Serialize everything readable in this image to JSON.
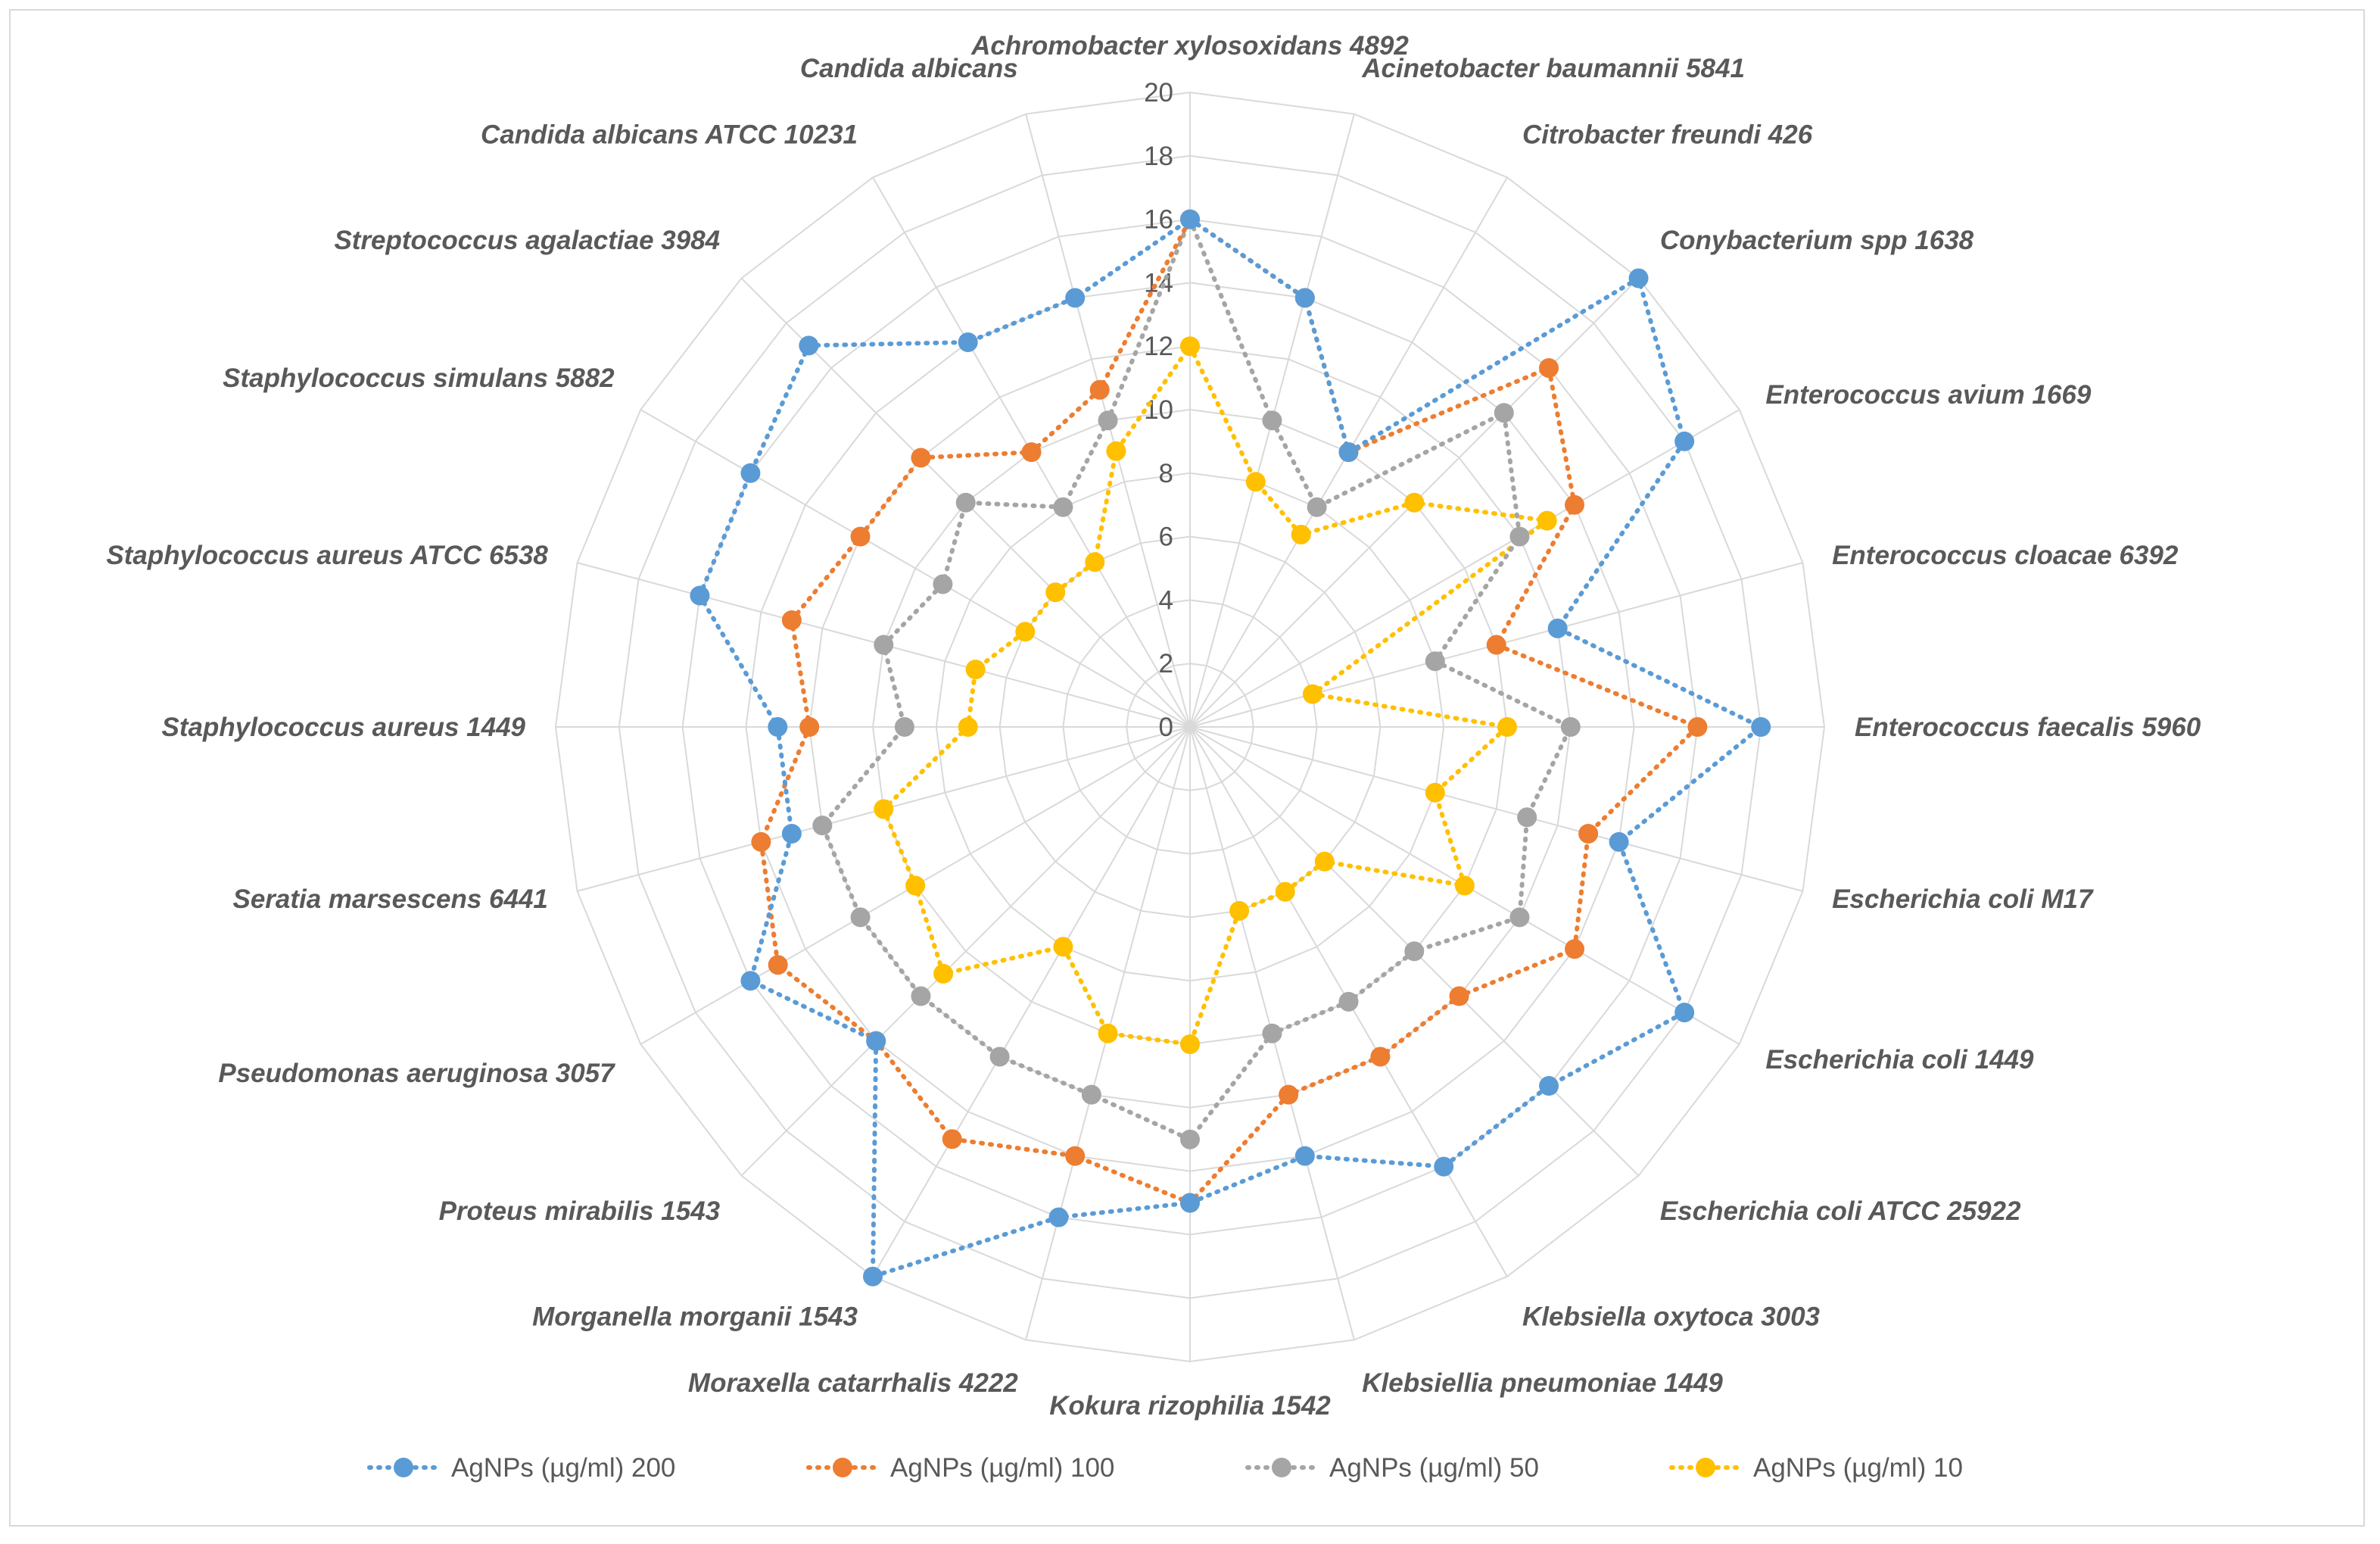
{
  "chart_data": {
    "type": "radar",
    "title": "",
    "rlim": [
      0,
      20
    ],
    "ticks": [
      0,
      2,
      4,
      6,
      8,
      10,
      12,
      14,
      16,
      18,
      20
    ],
    "tick_labels": [
      "0",
      "2",
      "4",
      "6",
      "8",
      "10",
      "12",
      "14",
      "16",
      "18",
      "20"
    ],
    "grid": true,
    "legend_position": "bottom",
    "categories": [
      "Achromobacter xylosoxidans 4892",
      "Acinetobacter baumannii 5841",
      "Citrobacter freundi 426",
      "Conybacterium spp 1638",
      "Enterococcus avium 1669",
      "Enterococcus cloacae 6392",
      "Enterococcus faecalis 5960",
      "Escherichia coli M17",
      "Escherichia coli 1449",
      "Escherichia coli ATCC 25922",
      "Klebsiella oxytoca 3003",
      "Klebsiellia pneumoniae 1449",
      "Kokura rizophilia 1542",
      "Moraxella catarrhalis 4222",
      "Morganella morganii 1543",
      "Proteus mirabilis 1543",
      "Pseudomonas aeruginosa 3057",
      "Seratia marsescens 6441",
      "Staphylococcus aureus 1449",
      "Staphylococcus aureus ATCC 6538",
      "Staphylococcus simulans 5882",
      "Streptococcus agalactiae 3984",
      "Candida albicans ATCC 10231",
      "Candida albicans"
    ],
    "series": [
      {
        "name": "AgNPs (µg/ml) 200",
        "color": "#5b9bd5",
        "values": [
          16,
          14,
          10,
          20,
          18,
          12,
          18,
          14,
          18,
          16,
          16,
          14,
          15,
          16,
          20,
          14,
          16,
          13,
          13,
          16,
          16,
          17,
          14,
          14
        ]
      },
      {
        "name": "AgNPs (µg/ml) 100",
        "color": "#ed7d31",
        "values": [
          16,
          14,
          10,
          16,
          14,
          10,
          16,
          13,
          14,
          12,
          12,
          12,
          15,
          14,
          15,
          14,
          15,
          14,
          12,
          13,
          12,
          12,
          10,
          11
        ]
      },
      {
        "name": "AgNPs (µg/ml) 50",
        "color": "#a5a5a5",
        "values": [
          16,
          10,
          8,
          14,
          12,
          8,
          12,
          11,
          12,
          10,
          10,
          10,
          13,
          12,
          12,
          12,
          12,
          12,
          9,
          10,
          9,
          10,
          8,
          10
        ]
      },
      {
        "name": "AgNPs (µg/ml) 10",
        "color": "#ffc000",
        "values": [
          12,
          8,
          7,
          10,
          13,
          4,
          10,
          8,
          10,
          6,
          6,
          6,
          10,
          10,
          8,
          11,
          10,
          10,
          7,
          7,
          6,
          6,
          6,
          9
        ]
      }
    ]
  }
}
☆ ☆ ☆ ☆ ☆ ☆ ☆
Print every line of the material exactly as written, but drop the pictures.

Serialize everything readable in this image to JSON.
{
  "chart_data": {
    "type": "radar",
    "title": "",
    "rlim": [
      0,
      20
    ],
    "ticks": [
      0,
      2,
      4,
      6,
      8,
      10,
      12,
      14,
      16,
      18,
      20
    ],
    "tick_labels": [
      "0",
      "2",
      "4",
      "6",
      "8",
      "10",
      "12",
      "14",
      "16",
      "18",
      "20"
    ],
    "grid": true,
    "legend_position": "bottom",
    "categories": [
      "Achromobacter xylosoxidans 4892",
      "Acinetobacter baumannii 5841",
      "Citrobacter freundi 426",
      "Conybacterium spp 1638",
      "Enterococcus avium 1669",
      "Enterococcus cloacae 6392",
      "Enterococcus faecalis 5960",
      "Escherichia coli M17",
      "Escherichia coli 1449",
      "Escherichia coli ATCC 25922",
      "Klebsiella oxytoca 3003",
      "Klebsiellia pneumoniae 1449",
      "Kokura rizophilia 1542",
      "Moraxella catarrhalis 4222",
      "Morganella morganii 1543",
      "Proteus mirabilis 1543",
      "Pseudomonas aeruginosa 3057",
      "Seratia marsescens 6441",
      "Staphylococcus aureus 1449",
      "Staphylococcus aureus ATCC 6538",
      "Staphylococcus simulans 5882",
      "Streptococcus agalactiae 3984",
      "Candida albicans ATCC 10231",
      "Candida albicans"
    ],
    "series": [
      {
        "name": "AgNPs (µg/ml) 200",
        "color": "#5b9bd5",
        "values": [
          16,
          14,
          10,
          20,
          18,
          12,
          18,
          14,
          18,
          16,
          16,
          14,
          15,
          16,
          20,
          14,
          16,
          13,
          13,
          16,
          16,
          17,
          14,
          14
        ]
      },
      {
        "name": "AgNPs (µg/ml) 100",
        "color": "#ed7d31",
        "values": [
          16,
          14,
          10,
          16,
          14,
          10,
          16,
          13,
          14,
          12,
          12,
          12,
          15,
          14,
          15,
          14,
          15,
          14,
          12,
          13,
          12,
          12,
          10,
          11
        ]
      },
      {
        "name": "AgNPs (µg/ml) 50",
        "color": "#a5a5a5",
        "values": [
          16,
          10,
          8,
          14,
          12,
          8,
          12,
          11,
          12,
          10,
          10,
          10,
          13,
          12,
          12,
          12,
          12,
          12,
          9,
          10,
          9,
          10,
          8,
          10
        ]
      },
      {
        "name": "AgNPs (µg/ml) 10",
        "color": "#ffc000",
        "values": [
          12,
          8,
          7,
          10,
          13,
          4,
          10,
          8,
          10,
          6,
          6,
          6,
          10,
          10,
          8,
          11,
          10,
          10,
          7,
          7,
          6,
          6,
          6,
          9
        ]
      }
    ]
  }
}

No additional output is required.